Data supplied:
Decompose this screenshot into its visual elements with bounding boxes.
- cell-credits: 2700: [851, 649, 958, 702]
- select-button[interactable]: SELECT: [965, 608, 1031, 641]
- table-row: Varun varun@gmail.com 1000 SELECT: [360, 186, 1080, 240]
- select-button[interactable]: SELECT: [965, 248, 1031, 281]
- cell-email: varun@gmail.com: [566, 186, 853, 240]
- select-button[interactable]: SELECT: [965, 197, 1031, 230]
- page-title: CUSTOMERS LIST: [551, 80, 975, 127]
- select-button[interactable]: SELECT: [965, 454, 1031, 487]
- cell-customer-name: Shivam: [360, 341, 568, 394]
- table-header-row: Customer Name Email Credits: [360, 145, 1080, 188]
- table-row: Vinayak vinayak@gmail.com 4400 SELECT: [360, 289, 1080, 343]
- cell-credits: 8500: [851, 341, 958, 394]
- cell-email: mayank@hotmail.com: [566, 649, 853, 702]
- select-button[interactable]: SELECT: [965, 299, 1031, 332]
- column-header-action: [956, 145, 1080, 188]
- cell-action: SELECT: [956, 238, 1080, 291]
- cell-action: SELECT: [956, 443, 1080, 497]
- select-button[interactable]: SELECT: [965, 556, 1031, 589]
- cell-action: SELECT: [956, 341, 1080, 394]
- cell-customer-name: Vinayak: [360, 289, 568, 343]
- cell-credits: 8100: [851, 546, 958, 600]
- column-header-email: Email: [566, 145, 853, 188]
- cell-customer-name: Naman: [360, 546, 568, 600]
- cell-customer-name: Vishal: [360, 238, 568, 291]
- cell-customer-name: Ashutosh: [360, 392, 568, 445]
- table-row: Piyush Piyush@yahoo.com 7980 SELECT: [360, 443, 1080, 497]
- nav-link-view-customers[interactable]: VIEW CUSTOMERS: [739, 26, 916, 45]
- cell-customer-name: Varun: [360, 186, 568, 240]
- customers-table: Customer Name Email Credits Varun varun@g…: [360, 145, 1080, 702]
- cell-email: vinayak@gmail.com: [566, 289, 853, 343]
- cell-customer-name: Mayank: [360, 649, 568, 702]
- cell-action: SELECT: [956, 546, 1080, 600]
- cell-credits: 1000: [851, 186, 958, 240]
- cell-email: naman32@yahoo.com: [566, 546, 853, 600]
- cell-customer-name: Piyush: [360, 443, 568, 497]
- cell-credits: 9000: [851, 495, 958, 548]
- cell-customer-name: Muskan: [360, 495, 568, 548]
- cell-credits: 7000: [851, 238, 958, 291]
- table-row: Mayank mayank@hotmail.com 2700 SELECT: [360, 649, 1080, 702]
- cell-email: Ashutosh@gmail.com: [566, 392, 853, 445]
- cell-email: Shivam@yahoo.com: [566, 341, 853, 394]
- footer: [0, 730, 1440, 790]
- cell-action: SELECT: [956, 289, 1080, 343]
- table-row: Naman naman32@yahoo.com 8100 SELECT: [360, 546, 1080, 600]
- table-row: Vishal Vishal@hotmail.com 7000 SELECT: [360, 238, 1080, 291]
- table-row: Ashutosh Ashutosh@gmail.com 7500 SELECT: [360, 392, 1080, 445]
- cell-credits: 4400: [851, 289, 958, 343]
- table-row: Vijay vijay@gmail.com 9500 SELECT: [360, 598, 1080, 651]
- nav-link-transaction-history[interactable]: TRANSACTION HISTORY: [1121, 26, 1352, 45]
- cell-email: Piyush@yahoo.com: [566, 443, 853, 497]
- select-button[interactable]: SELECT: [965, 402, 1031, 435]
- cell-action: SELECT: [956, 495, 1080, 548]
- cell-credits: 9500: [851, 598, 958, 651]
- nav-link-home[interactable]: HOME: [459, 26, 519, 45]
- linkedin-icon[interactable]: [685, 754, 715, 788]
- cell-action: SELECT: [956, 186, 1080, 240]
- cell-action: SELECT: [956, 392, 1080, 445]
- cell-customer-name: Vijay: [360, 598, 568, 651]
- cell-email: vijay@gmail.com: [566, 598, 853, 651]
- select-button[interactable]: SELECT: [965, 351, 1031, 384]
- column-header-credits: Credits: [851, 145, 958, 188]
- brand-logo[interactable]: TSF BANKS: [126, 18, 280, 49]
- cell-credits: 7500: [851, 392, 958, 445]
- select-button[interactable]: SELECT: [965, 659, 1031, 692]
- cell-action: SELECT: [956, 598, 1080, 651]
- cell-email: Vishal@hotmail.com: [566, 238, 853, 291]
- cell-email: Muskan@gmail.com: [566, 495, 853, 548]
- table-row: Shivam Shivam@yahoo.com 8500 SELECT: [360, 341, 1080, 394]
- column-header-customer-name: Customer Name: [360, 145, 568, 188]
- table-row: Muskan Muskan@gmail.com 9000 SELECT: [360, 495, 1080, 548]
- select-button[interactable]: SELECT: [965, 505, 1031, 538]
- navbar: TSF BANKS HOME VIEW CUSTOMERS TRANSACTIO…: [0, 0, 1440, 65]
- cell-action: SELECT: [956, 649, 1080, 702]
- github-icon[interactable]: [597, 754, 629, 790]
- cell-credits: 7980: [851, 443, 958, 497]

To do: Rewrite the data above, replacing every occurrence of "TSF BANKS" with "TSF BANK" and leaving everything else unchanged.

Output below:
Decompose this screenshot into its visual elements with bounding boxes.
- cell-credits: 2700: [851, 649, 958, 702]
- select-button[interactable]: SELECT: [965, 608, 1031, 641]
- table-row: Varun varun@gmail.com 1000 SELECT: [360, 186, 1080, 240]
- select-button[interactable]: SELECT: [965, 248, 1031, 281]
- cell-email: varun@gmail.com: [566, 186, 853, 240]
- select-button[interactable]: SELECT: [965, 197, 1031, 230]
- page-title: CUSTOMERS LIST: [551, 80, 975, 127]
- select-button[interactable]: SELECT: [965, 454, 1031, 487]
- cell-customer-name: Shivam: [360, 341, 568, 394]
- table-header-row: Customer Name Email Credits: [360, 145, 1080, 188]
- table-row: Vinayak vinayak@gmail.com 4400 SELECT: [360, 289, 1080, 343]
- cell-credits: 8500: [851, 341, 958, 394]
- cell-email: mayank@hotmail.com: [566, 649, 853, 702]
- select-button[interactable]: SELECT: [965, 299, 1031, 332]
- column-header-action: [956, 145, 1080, 188]
- cell-action: SELECT: [956, 238, 1080, 291]
- cell-action: SELECT: [956, 443, 1080, 497]
- select-button[interactable]: SELECT: [965, 556, 1031, 589]
- cell-action: SELECT: [956, 341, 1080, 394]
- cell-customer-name: Vinayak: [360, 289, 568, 343]
- cell-credits: 8100: [851, 546, 958, 600]
- column-header-email: Email: [566, 145, 853, 188]
- cell-customer-name: Naman: [360, 546, 568, 600]
- cell-customer-name: Vishal: [360, 238, 568, 291]
- cell-customer-name: Ashutosh: [360, 392, 568, 445]
- table-row: Piyush Piyush@yahoo.com 7980 SELECT: [360, 443, 1080, 497]
- nav-link-view-customers[interactable]: VIEW CUSTOMERS: [739, 26, 916, 45]
- cell-customer-name: Varun: [360, 186, 568, 240]
- customers-table: Customer Name Email Credits Varun varun@g…: [360, 145, 1080, 702]
- cell-email: vinayak@gmail.com: [566, 289, 853, 343]
- cell-customer-name: Mayank: [360, 649, 568, 702]
- cell-action: SELECT: [956, 546, 1080, 600]
- cell-credits: 1000: [851, 186, 958, 240]
- cell-email: naman32@yahoo.com: [566, 546, 853, 600]
- cell-customer-name: Piyush: [360, 443, 568, 497]
- cell-credits: 9000: [851, 495, 958, 548]
- cell-customer-name: Muskan: [360, 495, 568, 548]
- cell-credits: 7000: [851, 238, 958, 291]
- table-row: Mayank mayank@hotmail.com 2700 SELECT: [360, 649, 1080, 702]
- cell-email: Ashutosh@gmail.com: [566, 392, 853, 445]
- cell-email: Shivam@yahoo.com: [566, 341, 853, 394]
- footer: [0, 730, 1440, 790]
- cell-action: SELECT: [956, 289, 1080, 343]
- table-row: Naman naman32@yahoo.com 8100 SELECT: [360, 546, 1080, 600]
- table-row: Vishal Vishal@hotmail.com 7000 SELECT: [360, 238, 1080, 291]
- table-row: Ashutosh Ashutosh@gmail.com 7500 SELECT: [360, 392, 1080, 445]
- cell-credits: 4400: [851, 289, 958, 343]
- table-row: Vijay vijay@gmail.com 9500 SELECT: [360, 598, 1080, 651]
- nav-link-transaction-history[interactable]: TRANSACTION HISTORY: [1121, 26, 1352, 45]
- cell-email: Piyush@yahoo.com: [566, 443, 853, 497]
- select-button[interactable]: SELECT: [965, 402, 1031, 435]
- cell-action: SELECT: [956, 495, 1080, 548]
- cell-credits: 9500: [851, 598, 958, 651]
- nav-link-home[interactable]: HOME: [459, 26, 519, 45]
- linkedin-icon[interactable]: [685, 754, 715, 788]
- cell-action: SELECT: [956, 186, 1080, 240]
- cell-action: SELECT: [956, 392, 1080, 445]
- cell-customer-name: Vijay: [360, 598, 568, 651]
- cell-email: vijay@gmail.com: [566, 598, 853, 651]
- select-button[interactable]: SELECT: [965, 351, 1031, 384]
- column-header-credits: Credits: [851, 145, 958, 188]
- brand-logo[interactable]: TSF BANK: [126, 18, 280, 49]
- cell-credits: 7500: [851, 392, 958, 445]
- select-button[interactable]: SELECT: [965, 659, 1031, 692]
- cell-action: SELECT: [956, 598, 1080, 651]
- cell-email: Vishal@hotmail.com: [566, 238, 853, 291]
- cell-email: Muskan@gmail.com: [566, 495, 853, 548]
- table-row: Shivam Shivam@yahoo.com 8500 SELECT: [360, 341, 1080, 394]
- column-header-customer-name: Customer Name: [360, 145, 568, 188]
- table-row: Muskan Muskan@gmail.com 9000 SELECT: [360, 495, 1080, 548]
- select-button[interactable]: SELECT: [965, 505, 1031, 538]
- navbar: TSF BANK HOME VIEW CUSTOMERS TRANSACTIO…: [0, 0, 1440, 65]
- cell-action: SELECT: [956, 649, 1080, 702]
- github-icon[interactable]: [597, 754, 629, 790]
- cell-credits: 7980: [851, 443, 958, 497]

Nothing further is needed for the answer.